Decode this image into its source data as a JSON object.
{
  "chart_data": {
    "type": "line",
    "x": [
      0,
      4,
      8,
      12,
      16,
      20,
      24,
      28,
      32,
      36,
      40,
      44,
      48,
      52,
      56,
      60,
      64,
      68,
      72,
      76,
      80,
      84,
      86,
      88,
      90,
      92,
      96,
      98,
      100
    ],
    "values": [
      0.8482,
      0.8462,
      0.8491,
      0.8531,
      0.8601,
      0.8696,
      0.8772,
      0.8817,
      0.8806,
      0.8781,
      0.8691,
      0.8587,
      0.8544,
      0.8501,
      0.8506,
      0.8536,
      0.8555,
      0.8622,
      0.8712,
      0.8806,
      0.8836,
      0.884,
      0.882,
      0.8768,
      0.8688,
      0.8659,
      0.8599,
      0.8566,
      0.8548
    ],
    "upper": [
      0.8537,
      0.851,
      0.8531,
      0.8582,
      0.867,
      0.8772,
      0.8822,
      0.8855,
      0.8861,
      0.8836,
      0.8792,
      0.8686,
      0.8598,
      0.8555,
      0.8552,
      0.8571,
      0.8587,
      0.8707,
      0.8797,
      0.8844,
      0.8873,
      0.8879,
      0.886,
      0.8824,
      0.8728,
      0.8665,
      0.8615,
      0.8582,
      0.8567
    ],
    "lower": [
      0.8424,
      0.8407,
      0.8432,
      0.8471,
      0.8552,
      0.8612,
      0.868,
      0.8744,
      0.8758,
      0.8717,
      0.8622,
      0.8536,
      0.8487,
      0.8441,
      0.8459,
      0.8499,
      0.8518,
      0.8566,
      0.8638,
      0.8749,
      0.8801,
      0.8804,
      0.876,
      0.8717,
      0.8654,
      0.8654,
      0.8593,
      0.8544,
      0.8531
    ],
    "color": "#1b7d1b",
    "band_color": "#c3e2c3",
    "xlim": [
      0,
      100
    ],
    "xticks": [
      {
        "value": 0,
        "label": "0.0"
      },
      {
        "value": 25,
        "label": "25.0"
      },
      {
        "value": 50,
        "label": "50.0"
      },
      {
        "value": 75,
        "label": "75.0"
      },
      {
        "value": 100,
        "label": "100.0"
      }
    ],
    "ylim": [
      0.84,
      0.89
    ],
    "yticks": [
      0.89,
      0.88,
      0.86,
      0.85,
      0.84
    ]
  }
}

• • • • •

**Aim of the task**
Please reproduce every line of the material word for word.

**Task result**
Decode this image into its source data as a JSON object.
{
  "chart_data": {
    "type": "line",
    "x": [
      0,
      4,
      8,
      12,
      16,
      20,
      24,
      28,
      32,
      36,
      40,
      44,
      48,
      52,
      56,
      60,
      64,
      68,
      72,
      76,
      80,
      84,
      86,
      88,
      90,
      92,
      96,
      98,
      100
    ],
    "values": [
      0.8482,
      0.8462,
      0.8491,
      0.8531,
      0.8601,
      0.8696,
      0.8772,
      0.8817,
      0.8806,
      0.8781,
      0.8691,
      0.8587,
      0.8544,
      0.8501,
      0.8506,
      0.8536,
      0.8555,
      0.8622,
      0.8712,
      0.8806,
      0.8836,
      0.884,
      0.882,
      0.8768,
      0.8688,
      0.8659,
      0.8599,
      0.8566,
      0.8548
    ],
    "upper": [
      0.8537,
      0.851,
      0.8531,
      0.8582,
      0.867,
      0.8772,
      0.8822,
      0.8855,
      0.8861,
      0.8836,
      0.8792,
      0.8686,
      0.8598,
      0.8555,
      0.8552,
      0.8571,
      0.8587,
      0.8707,
      0.8797,
      0.8844,
      0.8873,
      0.8879,
      0.886,
      0.8824,
      0.8728,
      0.8665,
      0.8615,
      0.8582,
      0.8567
    ],
    "lower": [
      0.8424,
      0.8407,
      0.8432,
      0.8471,
      0.8552,
      0.8612,
      0.868,
      0.8744,
      0.8758,
      0.8717,
      0.8622,
      0.8536,
      0.8487,
      0.8441,
      0.8459,
      0.8499,
      0.8518,
      0.8566,
      0.8638,
      0.8749,
      0.8801,
      0.8804,
      0.876,
      0.8717,
      0.8654,
      0.8654,
      0.8593,
      0.8544,
      0.8531
    ],
    "color": "#1b7d1b",
    "band_color": "#c3e2c3",
    "xlim": [
      0,
      100
    ],
    "xticks": [
      {
        "value": 0,
        "label": "0.0"
      },
      {
        "value": 25,
        "label": "25.0"
      },
      {
        "value": 50,
        "label": "50.0"
      },
      {
        "value": 75,
        "label": "75.0"
      },
      {
        "value": 100,
        "label": "100.0"
      }
    ],
    "ylim": [
      0.84,
      0.89
    ],
    "yticks": [
      0.89,
      0.88,
      0.86,
      0.85,
      0.84
    ]
  }
}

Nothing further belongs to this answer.